INSTRUCTIONS FOR THE TASK - Restate the records below word for word.

# # # # #

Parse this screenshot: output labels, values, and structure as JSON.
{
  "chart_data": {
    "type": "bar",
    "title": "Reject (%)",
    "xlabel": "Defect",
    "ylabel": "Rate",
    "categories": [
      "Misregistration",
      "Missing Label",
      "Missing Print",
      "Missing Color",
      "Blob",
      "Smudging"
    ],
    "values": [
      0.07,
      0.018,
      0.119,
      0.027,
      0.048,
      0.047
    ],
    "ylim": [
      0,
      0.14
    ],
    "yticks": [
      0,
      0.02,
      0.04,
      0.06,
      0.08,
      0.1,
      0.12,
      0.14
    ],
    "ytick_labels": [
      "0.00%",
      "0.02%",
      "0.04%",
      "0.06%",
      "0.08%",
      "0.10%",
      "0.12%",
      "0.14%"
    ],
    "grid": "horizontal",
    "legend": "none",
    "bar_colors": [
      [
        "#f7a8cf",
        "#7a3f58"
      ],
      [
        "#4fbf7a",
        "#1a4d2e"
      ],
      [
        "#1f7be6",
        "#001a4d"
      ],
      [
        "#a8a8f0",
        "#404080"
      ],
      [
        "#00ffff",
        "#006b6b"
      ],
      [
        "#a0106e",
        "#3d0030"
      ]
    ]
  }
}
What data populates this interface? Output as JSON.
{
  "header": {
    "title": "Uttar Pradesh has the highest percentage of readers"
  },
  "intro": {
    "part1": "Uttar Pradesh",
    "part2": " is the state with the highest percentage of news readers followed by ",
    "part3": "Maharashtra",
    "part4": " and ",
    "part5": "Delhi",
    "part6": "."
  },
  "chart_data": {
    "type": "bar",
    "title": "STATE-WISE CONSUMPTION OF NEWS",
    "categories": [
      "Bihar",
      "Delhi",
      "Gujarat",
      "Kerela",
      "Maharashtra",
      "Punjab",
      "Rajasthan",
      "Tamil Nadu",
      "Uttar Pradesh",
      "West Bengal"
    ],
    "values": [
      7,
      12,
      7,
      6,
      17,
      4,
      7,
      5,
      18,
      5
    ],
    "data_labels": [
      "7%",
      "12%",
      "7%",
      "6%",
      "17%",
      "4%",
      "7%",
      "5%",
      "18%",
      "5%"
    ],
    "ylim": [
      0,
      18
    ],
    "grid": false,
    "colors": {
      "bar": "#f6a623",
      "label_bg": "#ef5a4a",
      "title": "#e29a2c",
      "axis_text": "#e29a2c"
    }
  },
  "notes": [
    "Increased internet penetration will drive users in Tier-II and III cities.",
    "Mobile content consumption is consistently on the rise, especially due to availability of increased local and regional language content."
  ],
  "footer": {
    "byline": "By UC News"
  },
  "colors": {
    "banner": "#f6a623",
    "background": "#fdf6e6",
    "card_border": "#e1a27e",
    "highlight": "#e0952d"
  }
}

# # # # #

WRITTEN SOLUTION -
Parse this screenshot: output labels, values, and structure as JSON.
{
  "chart_data": {
    "type": "bar",
    "title": "Reject (%)",
    "xlabel": "Defect",
    "ylabel": "Rate",
    "categories": [
      "Misregistration",
      "Missing Label",
      "Missing Print",
      "Missing Color",
      "Blob",
      "Smudging"
    ],
    "values": [
      0.07,
      0.018,
      0.119,
      0.027,
      0.048,
      0.047
    ],
    "ylim": [
      0,
      0.14
    ],
    "yticks": [
      0,
      0.02,
      0.04,
      0.06,
      0.08,
      0.1,
      0.12,
      0.14
    ],
    "ytick_labels": [
      "0.00%",
      "0.02%",
      "0.04%",
      "0.06%",
      "0.08%",
      "0.10%",
      "0.12%",
      "0.14%"
    ],
    "grid": "horizontal",
    "legend": "none",
    "bar_colors": [
      [
        "#f7a8cf",
        "#7a3f58"
      ],
      [
        "#4fbf7a",
        "#1a4d2e"
      ],
      [
        "#1f7be6",
        "#001a4d"
      ],
      [
        "#a8a8f0",
        "#404080"
      ],
      [
        "#00ffff",
        "#006b6b"
      ],
      [
        "#a0106e",
        "#3d0030"
      ]
    ]
  }
}
What data populates this interface? Output as JSON.
{
  "header": {
    "title": "Uttar Pradesh has the highest percentage of readers"
  },
  "intro": {
    "part1": "Uttar Pradesh",
    "part2": " is the state with the highest percentage of news readers followed by ",
    "part3": "Maharashtra",
    "part4": " and ",
    "part5": "Delhi",
    "part6": "."
  },
  "chart_data": {
    "type": "bar",
    "title": "STATE-WISE CONSUMPTION OF NEWS",
    "categories": [
      "Bihar",
      "Delhi",
      "Gujarat",
      "Kerela",
      "Maharashtra",
      "Punjab",
      "Rajasthan",
      "Tamil Nadu",
      "Uttar Pradesh",
      "West Bengal"
    ],
    "values": [
      7,
      12,
      7,
      6,
      17,
      4,
      7,
      5,
      18,
      5
    ],
    "data_labels": [
      "7%",
      "12%",
      "7%",
      "6%",
      "17%",
      "4%",
      "7%",
      "5%",
      "18%",
      "5%"
    ],
    "ylim": [
      0,
      18
    ],
    "grid": false,
    "colors": {
      "bar": "#f6a623",
      "label_bg": "#ef5a4a",
      "title": "#e29a2c",
      "axis_text": "#e29a2c"
    }
  },
  "notes": [
    "Increased internet penetration will drive users in Tier-II and III cities.",
    "Mobile content consumption is consistently on the rise, especially due to availability of increased local and regional language content."
  ],
  "footer": {
    "byline": "By UC News"
  },
  "colors": {
    "banner": "#f6a623",
    "background": "#fdf6e6",
    "card_border": "#e1a27e",
    "highlight": "#e0952d"
  }
}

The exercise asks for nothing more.